Collect all lines containing the word "this" from the data.
────────────────────
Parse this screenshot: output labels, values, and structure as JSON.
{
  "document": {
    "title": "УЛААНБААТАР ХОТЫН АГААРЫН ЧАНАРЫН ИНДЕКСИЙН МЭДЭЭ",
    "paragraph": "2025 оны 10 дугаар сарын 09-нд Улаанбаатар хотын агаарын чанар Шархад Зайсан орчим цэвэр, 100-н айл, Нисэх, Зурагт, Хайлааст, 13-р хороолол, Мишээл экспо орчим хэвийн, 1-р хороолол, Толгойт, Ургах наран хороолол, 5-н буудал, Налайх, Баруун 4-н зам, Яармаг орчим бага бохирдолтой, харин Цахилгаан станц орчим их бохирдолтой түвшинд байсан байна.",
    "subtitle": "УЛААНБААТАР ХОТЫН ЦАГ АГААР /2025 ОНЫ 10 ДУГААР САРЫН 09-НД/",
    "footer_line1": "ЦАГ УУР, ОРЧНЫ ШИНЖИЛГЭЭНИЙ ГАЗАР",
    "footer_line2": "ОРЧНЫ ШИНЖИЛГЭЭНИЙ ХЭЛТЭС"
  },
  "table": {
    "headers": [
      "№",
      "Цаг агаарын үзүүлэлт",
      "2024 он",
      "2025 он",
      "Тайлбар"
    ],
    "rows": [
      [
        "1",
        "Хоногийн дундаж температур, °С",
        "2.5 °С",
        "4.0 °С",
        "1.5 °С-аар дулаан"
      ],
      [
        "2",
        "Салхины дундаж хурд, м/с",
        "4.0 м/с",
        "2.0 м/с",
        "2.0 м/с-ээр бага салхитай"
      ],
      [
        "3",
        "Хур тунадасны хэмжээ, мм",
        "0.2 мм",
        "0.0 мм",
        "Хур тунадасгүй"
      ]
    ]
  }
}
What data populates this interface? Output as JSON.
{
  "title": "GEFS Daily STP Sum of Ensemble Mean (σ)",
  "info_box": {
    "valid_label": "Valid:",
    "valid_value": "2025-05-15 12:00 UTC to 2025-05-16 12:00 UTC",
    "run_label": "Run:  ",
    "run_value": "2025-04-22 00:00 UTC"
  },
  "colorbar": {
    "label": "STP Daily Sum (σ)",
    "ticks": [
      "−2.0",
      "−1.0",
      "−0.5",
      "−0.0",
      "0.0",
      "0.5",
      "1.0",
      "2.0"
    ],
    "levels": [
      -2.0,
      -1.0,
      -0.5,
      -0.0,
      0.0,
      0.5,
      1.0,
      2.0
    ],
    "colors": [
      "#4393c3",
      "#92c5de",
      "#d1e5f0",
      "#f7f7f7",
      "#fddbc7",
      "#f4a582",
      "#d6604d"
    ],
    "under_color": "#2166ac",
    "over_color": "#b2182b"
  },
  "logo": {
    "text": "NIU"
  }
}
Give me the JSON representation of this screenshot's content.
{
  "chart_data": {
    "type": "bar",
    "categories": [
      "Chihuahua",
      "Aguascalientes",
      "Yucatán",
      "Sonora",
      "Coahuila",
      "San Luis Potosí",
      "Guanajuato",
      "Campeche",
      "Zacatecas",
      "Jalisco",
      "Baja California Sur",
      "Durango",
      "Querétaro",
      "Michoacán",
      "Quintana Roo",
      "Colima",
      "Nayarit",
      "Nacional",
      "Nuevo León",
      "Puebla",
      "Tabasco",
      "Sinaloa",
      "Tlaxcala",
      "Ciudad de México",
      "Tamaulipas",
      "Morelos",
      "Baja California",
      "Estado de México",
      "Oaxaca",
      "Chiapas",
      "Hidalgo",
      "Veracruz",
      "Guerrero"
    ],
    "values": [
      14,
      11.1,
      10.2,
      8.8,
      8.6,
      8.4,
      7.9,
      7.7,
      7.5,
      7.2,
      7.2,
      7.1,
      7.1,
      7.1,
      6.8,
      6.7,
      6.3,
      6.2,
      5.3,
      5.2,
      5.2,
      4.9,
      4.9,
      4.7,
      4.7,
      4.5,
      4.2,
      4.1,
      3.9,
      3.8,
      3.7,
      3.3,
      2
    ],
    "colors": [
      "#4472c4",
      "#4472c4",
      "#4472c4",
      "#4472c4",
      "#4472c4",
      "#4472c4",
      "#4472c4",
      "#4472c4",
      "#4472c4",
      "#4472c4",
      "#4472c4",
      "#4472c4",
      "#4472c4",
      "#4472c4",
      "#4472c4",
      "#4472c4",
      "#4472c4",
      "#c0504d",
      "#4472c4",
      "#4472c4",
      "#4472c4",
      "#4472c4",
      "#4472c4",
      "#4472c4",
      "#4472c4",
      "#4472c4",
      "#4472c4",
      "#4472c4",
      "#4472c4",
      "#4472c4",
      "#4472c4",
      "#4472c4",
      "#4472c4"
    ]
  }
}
────────────────────
Final result:
Parse this screenshot: output labels, values, and structure as JSON.
What data populates this interface? Output as JSON.
Give me the JSON representation of this screenshot's content.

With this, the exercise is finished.